───── GIVEN PASSAGE
Returning to Mount Kisco with a Brazilian wife, he learned that his Westchester book had been taken by The New Yorker and joined its staff in 1978. Shoumatoff established himself as "consistently one of the farthest-flung of the New Yorker's far-flung correspondents",[13] as The New York Times described him, and he wrote pieces on pygmies in the Ituri Forest, lemurs of Madagascar, and traced the legend of Amazon women to a tributary of the Amazon called the Nhamunda, which no white person had visited since a Frenchman in 1890.[14]

Writing and journalistic techniques[edit]

Shoumatoff is known for his style of "long fact writing" which was developed at The New Yorker under the editorship of William Shawn. Shawn encouraged his writers to pursue their interests in exhaustive detail,[15] a practice used to provide comprehensive reporting about often little-known but fascinating and important subjects, and to fill the weekly magazine's pages. Shoumatoff began recording everything that he was told or observed or thought in little red Chinese and later Staples notebooks, and has filled 500 of them with 200,000 pages to date. Shoumatoff attempts to give the best of his ability, "the full picture, in all its complexity and ambiguity," and submits long pieces, much to the consternation of editors.
──────────
───── AVAILABLE DATA
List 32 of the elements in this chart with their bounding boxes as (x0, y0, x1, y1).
──────────
* GIVEN REQUEST 1 *
Write out the passage about Shoumatoff word for word from "Shoumatoff is known" to "consternation of editors.".
* GIVEN REQUEST 2 *
Please extend the passage about Shoumatoff's writing, picking up right after its final sentence.

* TASK RESPONSE 1 *
Shoumatoff is known for his style of "long fact writing" which was developed at The New Yorker under the editorship of William Shawn. Shawn encouraged his writers to pursue their interests in exhaustive detail,[15] a practice used to provide comprehensive reporting about often little-known but fascinating and important subjects, and to fill the weekly magazine's pages. Shoumatoff began recording everything that he was told or observed or thought in little red Chinese and later Staples notebooks, and has filled 500 of them with 200,000 pages to date. Shoumatoff attempts to give the best of his ability, "the full picture, in all its complexity and ambiguity," and submits long pieces, much to the consternation of editors.

* TASK RESPONSE 2 *
Most of his books, beginning with Florida Ramble, and continuing to his last published book, Legends of the American Desert, are portraits of a place (a state, a county, a rainforest, a desert) and often originated with a magazine article. They identify and present, in a mixture of travelogue and exposition, elements that Shoumatoff believes make the place the way it is: flora and fauna; natural, cultural, and political history; local dialects and belief systems. His writing is often characterized by a fascination with "the Other", disenchantment with the modern consumer culture, and an insatiable quantity of detail that he developed at the New Yorker. The essayist Edward Hoagland described him as "admirably protean, encyclopedic, and indefatigable, Shoumatoff has the curiosity of an army of researchers and writes like a house afire." Shoumatoff also appeals to, frequently works with, and his work often crosses with, work in cultural anthropology. He works often with specialists in species, cultures, and music.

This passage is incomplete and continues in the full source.